>> start Information given

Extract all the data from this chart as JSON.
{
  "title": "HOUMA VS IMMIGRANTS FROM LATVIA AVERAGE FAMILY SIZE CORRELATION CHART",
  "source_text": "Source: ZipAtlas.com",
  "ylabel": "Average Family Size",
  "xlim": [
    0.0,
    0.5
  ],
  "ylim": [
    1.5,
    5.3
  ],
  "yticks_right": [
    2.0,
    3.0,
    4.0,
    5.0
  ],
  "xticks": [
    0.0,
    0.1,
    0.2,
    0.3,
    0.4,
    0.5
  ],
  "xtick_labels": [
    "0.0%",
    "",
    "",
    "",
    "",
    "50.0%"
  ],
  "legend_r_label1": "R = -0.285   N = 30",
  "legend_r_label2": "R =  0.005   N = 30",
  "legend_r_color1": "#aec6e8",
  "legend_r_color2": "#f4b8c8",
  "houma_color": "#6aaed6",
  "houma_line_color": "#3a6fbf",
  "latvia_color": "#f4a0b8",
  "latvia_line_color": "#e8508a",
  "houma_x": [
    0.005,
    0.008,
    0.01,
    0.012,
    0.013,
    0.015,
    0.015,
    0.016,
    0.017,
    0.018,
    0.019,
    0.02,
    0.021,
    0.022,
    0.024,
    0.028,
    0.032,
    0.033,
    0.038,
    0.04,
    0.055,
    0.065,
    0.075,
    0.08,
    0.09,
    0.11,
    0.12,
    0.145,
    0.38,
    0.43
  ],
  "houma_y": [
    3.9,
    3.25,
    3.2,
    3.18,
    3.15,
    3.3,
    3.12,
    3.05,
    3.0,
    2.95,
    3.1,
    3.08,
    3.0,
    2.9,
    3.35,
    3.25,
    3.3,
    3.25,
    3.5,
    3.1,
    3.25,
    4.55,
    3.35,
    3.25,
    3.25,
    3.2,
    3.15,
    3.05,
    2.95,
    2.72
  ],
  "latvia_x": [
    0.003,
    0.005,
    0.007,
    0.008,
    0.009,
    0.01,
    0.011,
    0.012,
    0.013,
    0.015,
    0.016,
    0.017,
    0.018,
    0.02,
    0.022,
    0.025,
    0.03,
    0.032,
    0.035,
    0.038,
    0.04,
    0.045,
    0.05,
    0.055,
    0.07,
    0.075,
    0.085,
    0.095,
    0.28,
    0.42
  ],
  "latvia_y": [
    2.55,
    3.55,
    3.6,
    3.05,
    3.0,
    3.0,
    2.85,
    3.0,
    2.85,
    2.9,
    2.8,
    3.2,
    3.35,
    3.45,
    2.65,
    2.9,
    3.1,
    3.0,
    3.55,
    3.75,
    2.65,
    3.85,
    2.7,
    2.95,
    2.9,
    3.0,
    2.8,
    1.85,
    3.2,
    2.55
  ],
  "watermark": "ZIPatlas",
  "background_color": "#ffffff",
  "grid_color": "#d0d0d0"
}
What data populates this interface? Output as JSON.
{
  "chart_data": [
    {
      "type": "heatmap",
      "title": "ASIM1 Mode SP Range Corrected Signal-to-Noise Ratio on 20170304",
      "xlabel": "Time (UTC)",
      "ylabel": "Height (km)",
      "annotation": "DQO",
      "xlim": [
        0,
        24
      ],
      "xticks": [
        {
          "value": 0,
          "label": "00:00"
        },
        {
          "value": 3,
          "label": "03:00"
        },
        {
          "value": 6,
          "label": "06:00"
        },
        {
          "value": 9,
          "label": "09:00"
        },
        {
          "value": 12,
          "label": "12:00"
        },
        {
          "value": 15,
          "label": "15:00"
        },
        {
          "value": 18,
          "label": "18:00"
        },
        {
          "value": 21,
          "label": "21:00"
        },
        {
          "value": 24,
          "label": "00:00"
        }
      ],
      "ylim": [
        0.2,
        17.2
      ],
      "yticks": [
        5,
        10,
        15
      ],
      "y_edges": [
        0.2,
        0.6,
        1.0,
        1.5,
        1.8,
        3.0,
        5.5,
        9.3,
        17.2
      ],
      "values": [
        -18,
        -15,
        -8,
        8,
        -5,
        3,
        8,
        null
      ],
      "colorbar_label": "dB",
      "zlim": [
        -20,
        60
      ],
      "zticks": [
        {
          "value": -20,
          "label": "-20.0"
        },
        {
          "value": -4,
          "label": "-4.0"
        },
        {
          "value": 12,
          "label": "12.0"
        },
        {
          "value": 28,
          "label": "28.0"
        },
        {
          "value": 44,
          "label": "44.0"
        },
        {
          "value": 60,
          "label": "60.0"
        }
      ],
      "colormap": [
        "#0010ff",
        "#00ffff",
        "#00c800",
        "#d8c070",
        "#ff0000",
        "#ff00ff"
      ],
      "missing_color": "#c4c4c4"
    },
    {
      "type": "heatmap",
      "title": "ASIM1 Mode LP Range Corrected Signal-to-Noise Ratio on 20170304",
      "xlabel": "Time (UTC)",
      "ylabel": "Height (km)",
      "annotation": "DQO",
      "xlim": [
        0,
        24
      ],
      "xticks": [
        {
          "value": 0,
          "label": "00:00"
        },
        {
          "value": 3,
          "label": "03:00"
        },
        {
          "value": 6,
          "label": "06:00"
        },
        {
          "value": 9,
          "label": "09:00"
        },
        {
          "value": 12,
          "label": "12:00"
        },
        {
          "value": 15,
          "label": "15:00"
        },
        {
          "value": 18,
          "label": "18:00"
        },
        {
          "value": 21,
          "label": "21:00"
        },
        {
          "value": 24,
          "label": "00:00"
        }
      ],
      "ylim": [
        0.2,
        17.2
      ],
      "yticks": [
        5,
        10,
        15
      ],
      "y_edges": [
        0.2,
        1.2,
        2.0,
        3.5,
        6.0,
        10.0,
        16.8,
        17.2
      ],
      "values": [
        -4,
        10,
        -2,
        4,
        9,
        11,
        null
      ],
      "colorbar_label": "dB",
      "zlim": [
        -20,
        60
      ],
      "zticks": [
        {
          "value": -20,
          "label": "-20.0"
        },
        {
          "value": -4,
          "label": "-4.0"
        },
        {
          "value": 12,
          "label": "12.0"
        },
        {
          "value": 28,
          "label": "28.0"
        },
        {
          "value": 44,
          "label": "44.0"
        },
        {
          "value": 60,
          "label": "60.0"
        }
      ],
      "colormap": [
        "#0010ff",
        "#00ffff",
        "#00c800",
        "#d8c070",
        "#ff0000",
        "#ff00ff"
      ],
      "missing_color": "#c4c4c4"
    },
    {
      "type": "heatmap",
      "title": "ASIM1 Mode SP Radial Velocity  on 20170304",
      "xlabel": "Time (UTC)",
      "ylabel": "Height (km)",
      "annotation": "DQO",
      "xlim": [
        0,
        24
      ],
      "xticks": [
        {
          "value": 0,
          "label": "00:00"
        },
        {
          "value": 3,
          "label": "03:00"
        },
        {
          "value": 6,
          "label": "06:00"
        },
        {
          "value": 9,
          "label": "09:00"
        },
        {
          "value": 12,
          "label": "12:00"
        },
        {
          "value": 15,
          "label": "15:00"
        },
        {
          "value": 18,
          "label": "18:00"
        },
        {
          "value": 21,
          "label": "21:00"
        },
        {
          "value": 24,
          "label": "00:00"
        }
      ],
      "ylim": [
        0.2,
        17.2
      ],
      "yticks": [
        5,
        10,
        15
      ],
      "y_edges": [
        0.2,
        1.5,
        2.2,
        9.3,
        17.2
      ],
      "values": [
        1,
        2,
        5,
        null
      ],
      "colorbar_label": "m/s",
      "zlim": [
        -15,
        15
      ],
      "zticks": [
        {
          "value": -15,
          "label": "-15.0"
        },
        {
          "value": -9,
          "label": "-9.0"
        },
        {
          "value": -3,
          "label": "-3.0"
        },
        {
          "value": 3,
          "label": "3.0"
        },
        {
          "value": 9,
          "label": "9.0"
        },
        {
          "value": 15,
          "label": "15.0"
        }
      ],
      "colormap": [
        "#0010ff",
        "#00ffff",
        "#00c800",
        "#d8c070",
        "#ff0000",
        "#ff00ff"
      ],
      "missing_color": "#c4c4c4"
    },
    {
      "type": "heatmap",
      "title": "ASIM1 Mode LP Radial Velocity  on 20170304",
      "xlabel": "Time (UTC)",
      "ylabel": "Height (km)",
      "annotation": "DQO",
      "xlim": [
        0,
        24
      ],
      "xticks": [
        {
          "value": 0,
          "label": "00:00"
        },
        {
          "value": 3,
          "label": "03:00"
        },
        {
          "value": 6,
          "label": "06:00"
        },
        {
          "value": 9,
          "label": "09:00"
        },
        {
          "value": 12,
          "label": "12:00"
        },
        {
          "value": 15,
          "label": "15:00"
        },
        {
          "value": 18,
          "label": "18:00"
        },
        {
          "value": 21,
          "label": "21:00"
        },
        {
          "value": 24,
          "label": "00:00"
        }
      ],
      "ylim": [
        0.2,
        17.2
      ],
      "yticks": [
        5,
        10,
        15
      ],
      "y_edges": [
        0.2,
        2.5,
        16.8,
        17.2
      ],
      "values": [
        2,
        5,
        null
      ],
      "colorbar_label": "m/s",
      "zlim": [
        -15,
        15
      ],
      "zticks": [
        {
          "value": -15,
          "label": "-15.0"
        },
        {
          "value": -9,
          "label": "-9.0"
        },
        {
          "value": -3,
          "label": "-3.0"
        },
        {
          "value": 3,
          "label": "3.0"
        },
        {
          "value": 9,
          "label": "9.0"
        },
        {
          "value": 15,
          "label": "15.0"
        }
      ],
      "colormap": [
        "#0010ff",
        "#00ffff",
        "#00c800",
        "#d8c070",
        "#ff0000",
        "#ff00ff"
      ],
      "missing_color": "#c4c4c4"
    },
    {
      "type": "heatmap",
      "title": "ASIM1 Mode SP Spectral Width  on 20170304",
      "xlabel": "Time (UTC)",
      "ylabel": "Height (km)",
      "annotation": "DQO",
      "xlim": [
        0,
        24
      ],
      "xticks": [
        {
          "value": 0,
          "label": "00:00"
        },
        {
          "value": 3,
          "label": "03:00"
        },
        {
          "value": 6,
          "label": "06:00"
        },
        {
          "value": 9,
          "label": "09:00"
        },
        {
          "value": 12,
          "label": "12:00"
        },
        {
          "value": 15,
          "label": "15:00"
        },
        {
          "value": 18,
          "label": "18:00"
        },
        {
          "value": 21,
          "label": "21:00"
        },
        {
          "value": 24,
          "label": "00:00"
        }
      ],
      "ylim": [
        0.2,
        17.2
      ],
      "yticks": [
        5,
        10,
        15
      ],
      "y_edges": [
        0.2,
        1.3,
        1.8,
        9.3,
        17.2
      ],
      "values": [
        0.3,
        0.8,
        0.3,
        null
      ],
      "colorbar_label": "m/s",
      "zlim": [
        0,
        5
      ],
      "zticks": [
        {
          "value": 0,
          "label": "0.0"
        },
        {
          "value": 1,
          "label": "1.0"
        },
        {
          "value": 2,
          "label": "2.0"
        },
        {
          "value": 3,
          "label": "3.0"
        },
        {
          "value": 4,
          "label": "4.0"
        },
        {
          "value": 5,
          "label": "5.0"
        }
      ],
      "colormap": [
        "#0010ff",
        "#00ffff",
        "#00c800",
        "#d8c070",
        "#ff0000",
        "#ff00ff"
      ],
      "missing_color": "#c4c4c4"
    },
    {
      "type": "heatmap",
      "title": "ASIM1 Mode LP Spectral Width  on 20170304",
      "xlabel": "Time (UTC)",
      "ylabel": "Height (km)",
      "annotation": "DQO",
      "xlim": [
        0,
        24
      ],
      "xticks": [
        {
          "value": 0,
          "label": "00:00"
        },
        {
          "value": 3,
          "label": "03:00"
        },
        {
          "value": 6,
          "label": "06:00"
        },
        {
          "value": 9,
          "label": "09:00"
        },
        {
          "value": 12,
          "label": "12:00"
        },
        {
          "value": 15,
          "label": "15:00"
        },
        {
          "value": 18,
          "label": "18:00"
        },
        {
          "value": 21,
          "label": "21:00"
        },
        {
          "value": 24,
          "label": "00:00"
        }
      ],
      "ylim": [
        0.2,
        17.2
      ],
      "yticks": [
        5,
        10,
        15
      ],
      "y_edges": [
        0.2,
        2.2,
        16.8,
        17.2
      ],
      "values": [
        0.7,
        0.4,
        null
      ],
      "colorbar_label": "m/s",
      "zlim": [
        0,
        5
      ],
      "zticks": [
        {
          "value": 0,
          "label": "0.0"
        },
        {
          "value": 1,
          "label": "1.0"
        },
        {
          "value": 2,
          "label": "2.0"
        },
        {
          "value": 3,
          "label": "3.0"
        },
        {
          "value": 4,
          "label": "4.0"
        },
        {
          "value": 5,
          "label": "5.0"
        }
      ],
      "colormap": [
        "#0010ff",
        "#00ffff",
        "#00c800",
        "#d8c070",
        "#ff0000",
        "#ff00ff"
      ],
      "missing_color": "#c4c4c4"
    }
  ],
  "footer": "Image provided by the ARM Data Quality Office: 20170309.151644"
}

>> end Information given

Copy each line of the records that contains the word "Radial".

      "title": "ASIM1 Mode SP Radial Velocity  on 20170304",
      "title": "ASIM1 Mode LP Radial Velocity  on 20170304",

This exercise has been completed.